***** Input rows

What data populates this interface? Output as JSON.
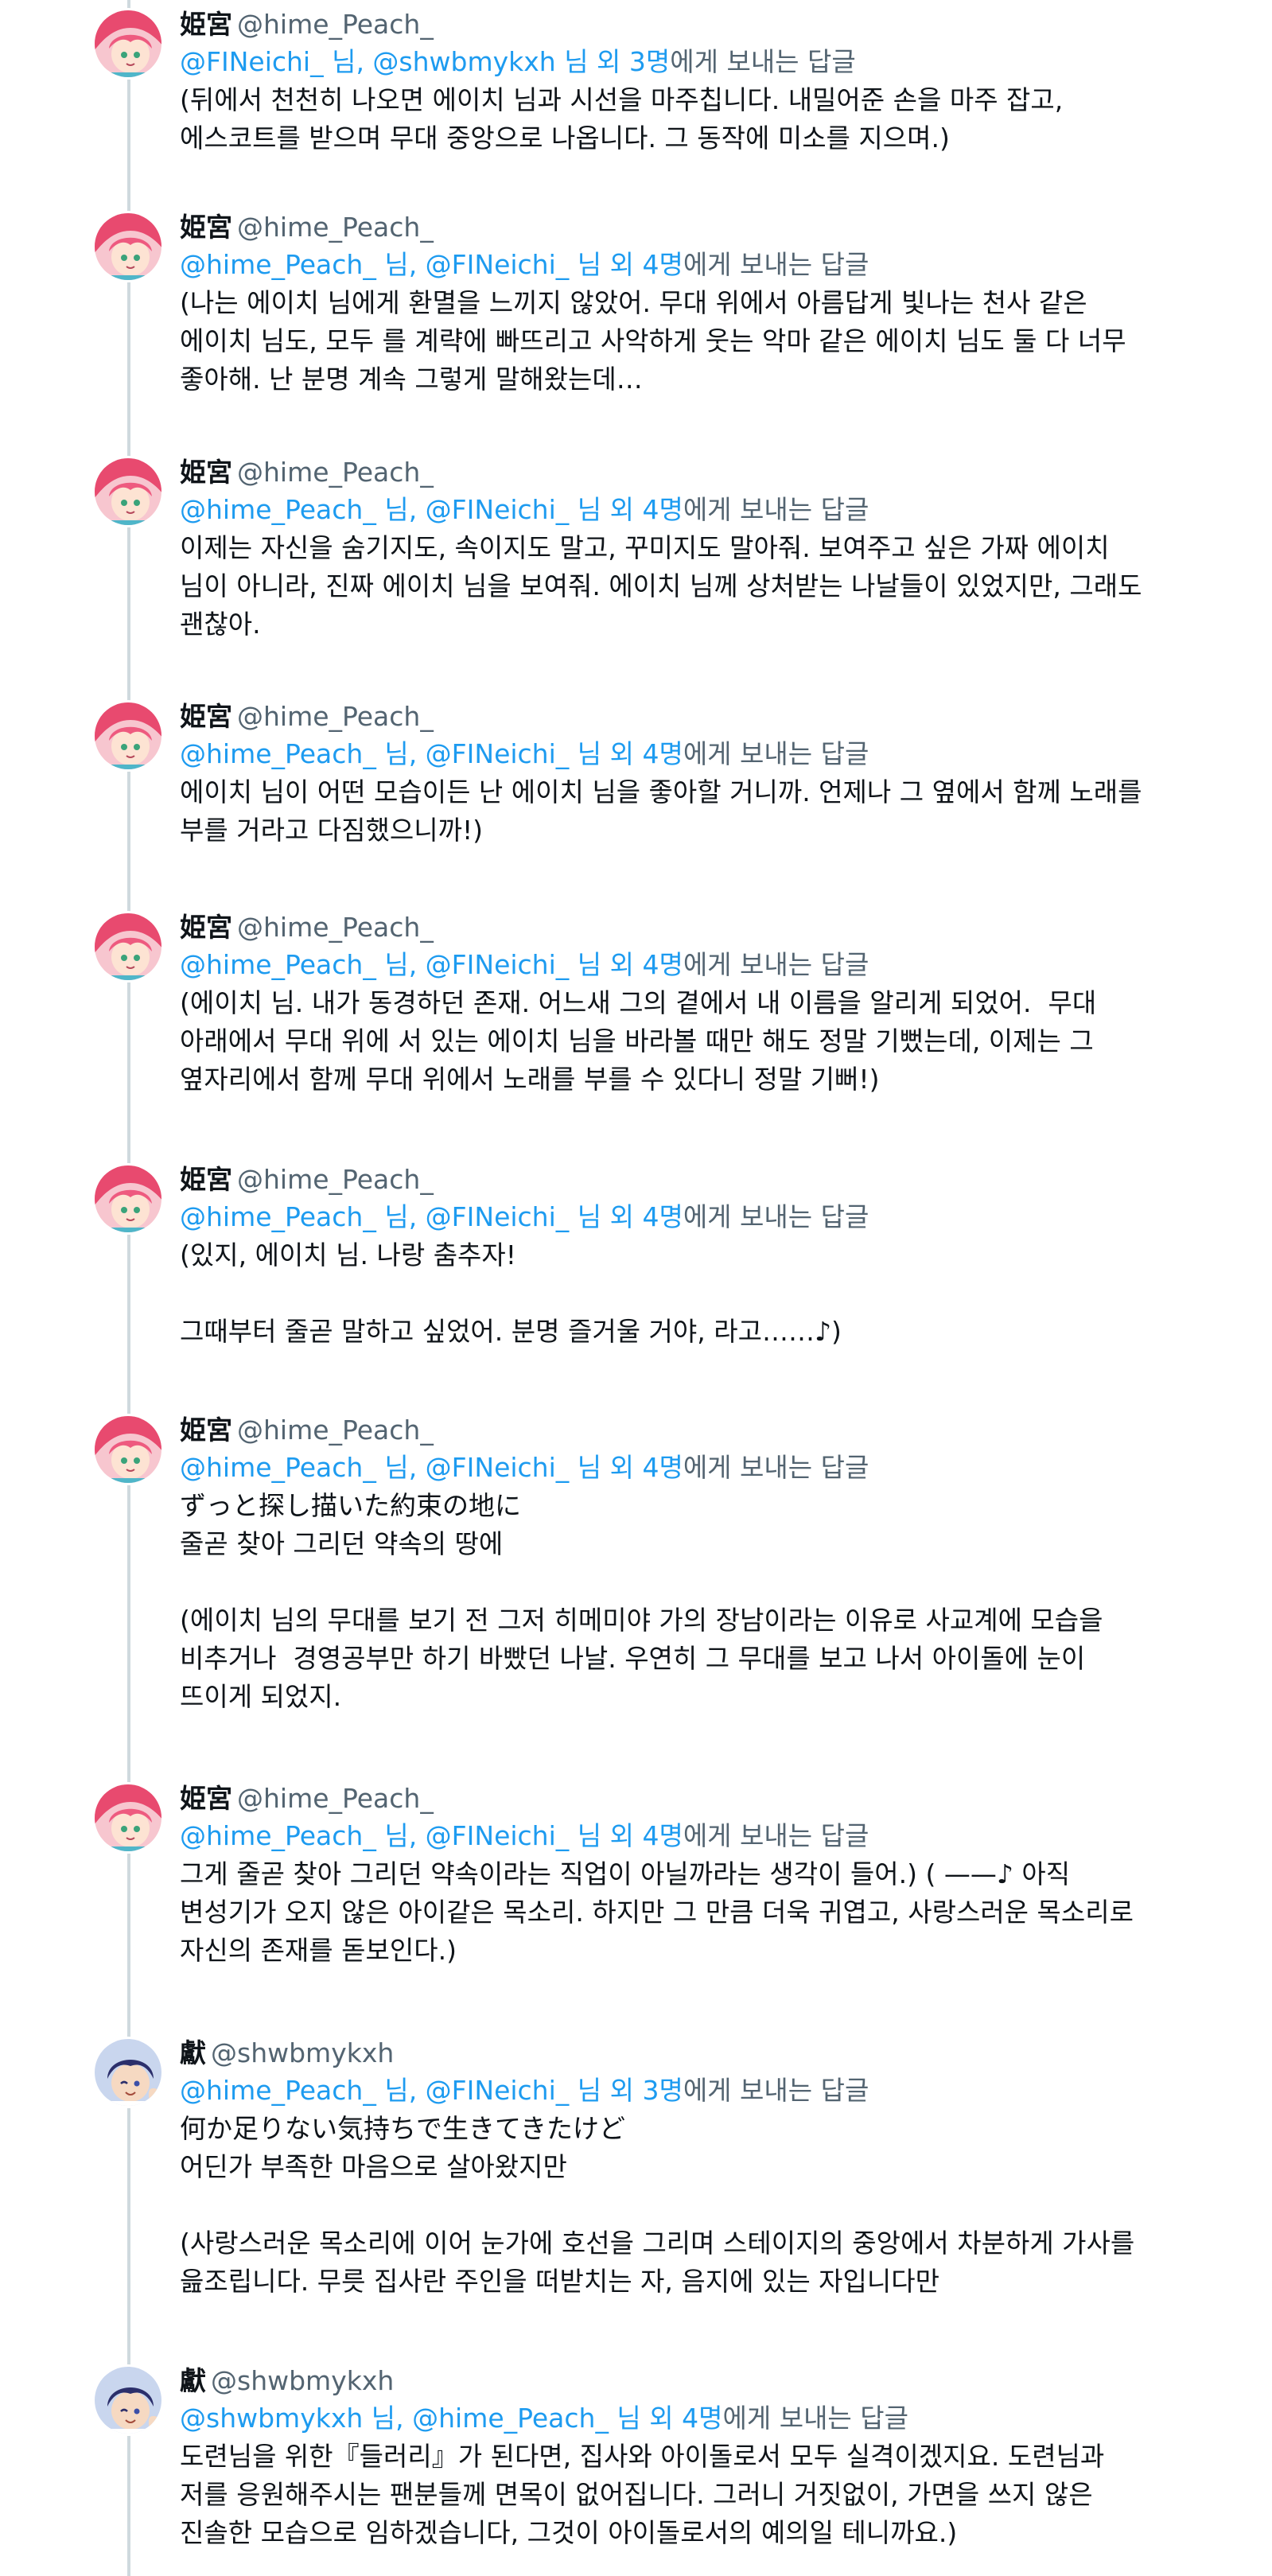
{
  "colors": {
    "link": "#1d9bf0",
    "muted": "#536471",
    "text": "#0f1419",
    "thread_line": "#cfd9de"
  },
  "tweets": [
    {
      "avatar": "pink-haired-avatar",
      "display_name": "姫宮",
      "handle": "@hime_Peach_",
      "reply_mentions": "@FINeichi_ 님, @shwbmykxh 님 외 3명",
      "reply_suffix": "에게 보내는 답글",
      "body": "(뒤에서 천천히 나오면 에이치 님과 시선을 마주칩니다. 내밀어준 손을 마주 잡고,\n에스코트를 받으며 무대 중앙으로 나옵니다. 그 동작에 미소를 지으며.)"
    },
    {
      "avatar": "pink-haired-avatar",
      "display_name": "姫宮",
      "handle": "@hime_Peach_",
      "reply_mentions": "@hime_Peach_ 님, @FINeichi_ 님 외 4명",
      "reply_suffix": "에게 보내는 답글",
      "body": "(나는 에이치 님에게 환멸을 느끼지 않았어. 무대 위에서 아름답게 빛나는 천사 같은\n에이치 님도, 모두 를 계략에 빠뜨리고 사악하게 웃는 악마 같은 에이치 님도 둘 다 너무\n좋아해. 난 분명 계속 그렇게 말해왔는데…"
    },
    {
      "avatar": "pink-haired-avatar",
      "display_name": "姫宮",
      "handle": "@hime_Peach_",
      "reply_mentions": "@hime_Peach_ 님, @FINeichi_ 님 외 4명",
      "reply_suffix": "에게 보내는 답글",
      "body": "이제는 자신을 숨기지도, 속이지도 말고, 꾸미지도 말아줘. 보여주고 싶은 가짜 에이치\n님이 아니라, 진짜 에이치 님을 보여줘. 에이치 님께 상처받는 나날들이 있었지만, 그래도\n괜찮아."
    },
    {
      "avatar": "pink-haired-avatar",
      "display_name": "姫宮",
      "handle": "@hime_Peach_",
      "reply_mentions": "@hime_Peach_ 님, @FINeichi_ 님 외 4명",
      "reply_suffix": "에게 보내는 답글",
      "body": "에이치 님이 어떤 모습이든 난 에이치 님을 좋아할 거니까. 언제나 그 옆에서 함께 노래를\n부를 거라고 다짐했으니까!)"
    },
    {
      "avatar": "pink-haired-avatar",
      "display_name": "姫宮",
      "handle": "@hime_Peach_",
      "reply_mentions": "@hime_Peach_ 님, @FINeichi_ 님 외 4명",
      "reply_suffix": "에게 보내는 답글",
      "body": "(에이치 님. 내가 동경하던 존재. 어느새 그의 곁에서 내 이름을 알리게 되었어.  무대\n아래에서 무대 위에 서 있는 에이치 님을 바라볼 때만 해도 정말 기뻤는데, 이제는 그\n옆자리에서 함께 무대 위에서 노래를 부를 수 있다니 정말 기뻐!)"
    },
    {
      "avatar": "pink-haired-avatar",
      "display_name": "姫宮",
      "handle": "@hime_Peach_",
      "reply_mentions": "@hime_Peach_ 님, @FINeichi_ 님 외 4명",
      "reply_suffix": "에게 보내는 답글",
      "body": "(있지, 에이치 님. 나랑 춤추자!\n\n그때부터 줄곧 말하고 싶었어. 분명 즐거울 거야, 라고……♪)"
    },
    {
      "avatar": "pink-haired-avatar",
      "display_name": "姫宮",
      "handle": "@hime_Peach_",
      "reply_mentions": "@hime_Peach_ 님, @FINeichi_ 님 외 4명",
      "reply_suffix": "에게 보내는 답글",
      "body": "ずっと探し描いた約束の地に\n줄곧 찾아 그리던 약속의 땅에\n\n(에이치 님의 무대를 보기 전 그저 히메미야 가의 장남이라는 이유로 사교계에 모습을\n비추거나  경영공부만 하기 바빴던 나날. 우연히 그 무대를 보고 나서 아이돌에 눈이\n뜨이게 되었지."
    },
    {
      "avatar": "pink-haired-avatar",
      "display_name": "姫宮",
      "handle": "@hime_Peach_",
      "reply_mentions": "@hime_Peach_ 님, @FINeichi_ 님 외 4명",
      "reply_suffix": "에게 보내는 답글",
      "body": "그게 줄곧 찾아 그리던 약속이라는 직업이 아닐까라는 생각이 들어.) ( ——♪ 아직\n변성기가 오지 않은 아이같은 목소리. 하지만 그 만큼 더욱 귀엽고, 사랑스러운 목소리로\n자신의 존재를 돋보인다.)"
    },
    {
      "avatar": "dark-haired-avatar",
      "display_name": "獻",
      "handle": "@shwbmykxh",
      "reply_mentions": "@hime_Peach_ 님, @FINeichi_ 님 외 3명",
      "reply_suffix": "에게 보내는 답글",
      "body": "何か足りない気持ちで生きてきたけど\n어딘가 부족한 마음으로 살아왔지만\n\n(사랑스러운 목소리에 이어 눈가에 호선을 그리며 스테이지의 중앙에서 차분하게 가사를\n읊조립니다. 무릇 집사란 주인을 떠받치는 자, 음지에 있는 자입니다만"
    },
    {
      "avatar": "dark-haired-avatar",
      "display_name": "獻",
      "handle": "@shwbmykxh",
      "reply_mentions": "@shwbmykxh 님, @hime_Peach_ 님 외 4명",
      "reply_suffix": "에게 보내는 답글",
      "body": "도련님을 위한『들러리』가 된다면, 집사와 아이돌로서 모두 실격이겠지요. 도련님과\n저를 응원해주시는 팬분들께 면목이 없어집니다. 그러니 거짓없이, 가면을 쓰지 않은\n진솔한 모습으로 임하겠습니다, 그것이 아이돌로서의 예의일 테니까요.)"
    }
  ]
}
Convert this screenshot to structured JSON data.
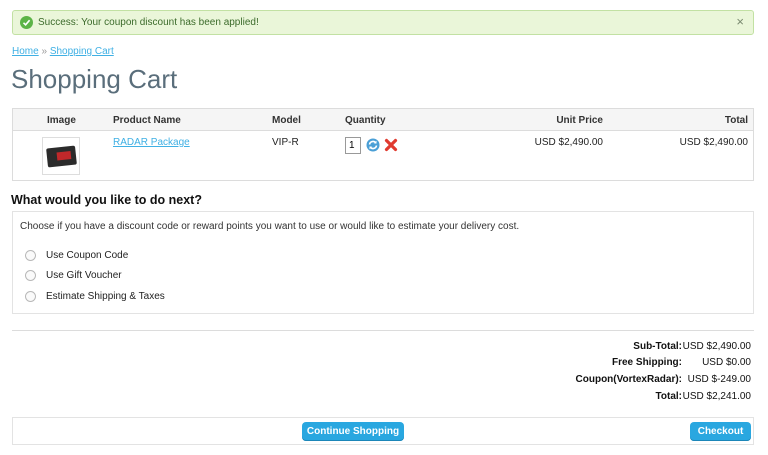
{
  "alert": {
    "message": "Success: Your coupon discount has been applied!",
    "close": "×",
    "color": "#eaf6d9"
  },
  "breadcrumb": {
    "home": "Home",
    "separator": "»",
    "current": "Shopping Cart"
  },
  "page_title": "Shopping Cart",
  "cart": {
    "columns": [
      "Image",
      "Product Name",
      "Model",
      "Quantity",
      "Unit Price",
      "Total"
    ],
    "rows": [
      {
        "name": "RADAR Package",
        "model": "VIP-R",
        "quantity": "1",
        "unit_price": "USD $2,490.00",
        "total": "USD $2,490.00",
        "update_icon": "refresh-icon",
        "remove_icon": "remove-icon"
      }
    ]
  },
  "next": {
    "title": "What would you like to do next?",
    "description": "Choose if you have a discount code or reward points you want to use or would like to estimate your delivery cost.",
    "options": [
      "Use Coupon Code",
      "Use Gift Voucher",
      "Estimate Shipping & Taxes"
    ]
  },
  "totals": [
    {
      "label": "Sub-Total:",
      "value": "USD $2,490.00"
    },
    {
      "label": "Free Shipping:",
      "value": "USD $0.00"
    },
    {
      "label": "Coupon(VortexRadar):",
      "value": "USD $-249.00"
    },
    {
      "label": "Total:",
      "value": "USD $2,241.00"
    }
  ],
  "buttons": {
    "continue": "Continue Shopping",
    "checkout": "Checkout"
  },
  "colors": {
    "accent": "#29a7e0",
    "link": "#3fb0e4",
    "success": "#5cb447",
    "remove": "#e03a2f"
  }
}
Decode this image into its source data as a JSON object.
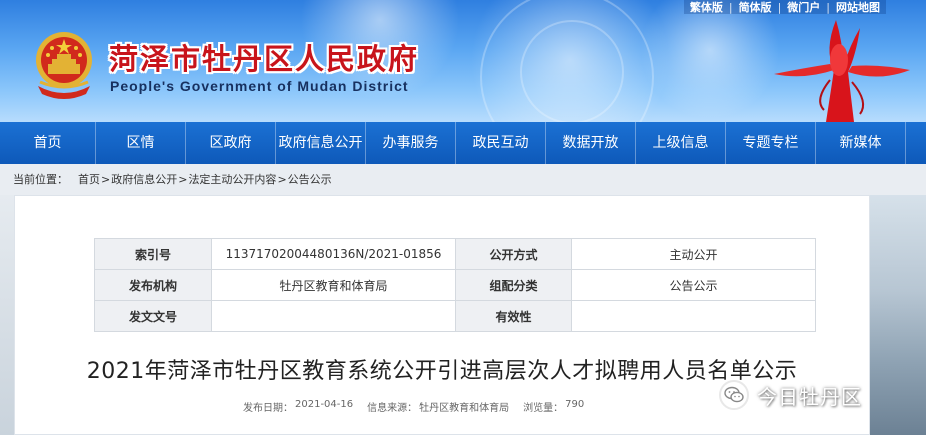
{
  "top_links": [
    "繁体版",
    "简体版",
    "微门户",
    "网站地图"
  ],
  "site": {
    "title_cn": "菏泽市牡丹区人民政府",
    "title_en": "People's Government of Mudan District"
  },
  "nav": [
    "首页",
    "区情",
    "区政府",
    "政府信息公开",
    "办事服务",
    "政民互动",
    "数据开放",
    "上级信息",
    "专题专栏",
    "新媒体"
  ],
  "breadcrumb": {
    "label": "当前位置：",
    "items": [
      "首页",
      "政府信息公开",
      "法定主动公开内容",
      "公告公示"
    ]
  },
  "meta": {
    "index_label": "索引号",
    "index_value": "11371702004480136N/2021-01856",
    "open_mode_label": "公开方式",
    "open_mode_value": "主动公开",
    "publisher_label": "发布机构",
    "publisher_value": "牡丹区教育和体育局",
    "category_label": "组配分类",
    "category_value": "公告公示",
    "doc_no_label": "发文文号",
    "doc_no_value": "",
    "validity_label": "有效性",
    "validity_value": ""
  },
  "document": {
    "title": "2021年菏泽市牡丹区教育系统公开引进高层次人才拟聘用人员名单公示",
    "date_label": "发布日期：",
    "date": "2021-04-16",
    "source_label": "信息来源：",
    "source": "牡丹区教育和体育局",
    "views_label": "浏览量：",
    "views": "790"
  },
  "watermark": {
    "text": "今日牡丹区",
    "icon": "wechat-icon"
  },
  "colors": {
    "nav_bg": "#0e59b9",
    "title_red": "#c8141b"
  }
}
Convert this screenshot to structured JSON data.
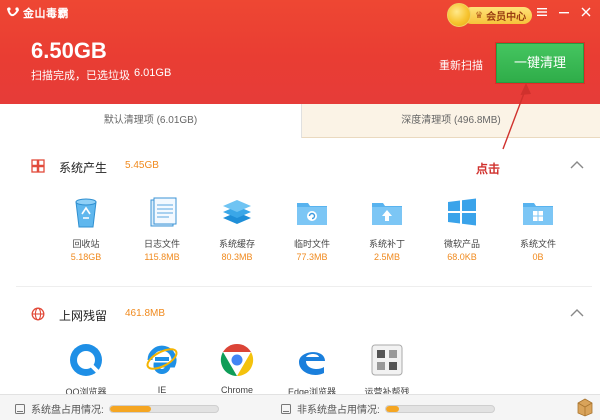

**********

Select every line where the word "Shopping" occurs.

    "current": "Shopping Cart"
  "page_title": "Shopping Cart",
    "continue": "Continue Shopping",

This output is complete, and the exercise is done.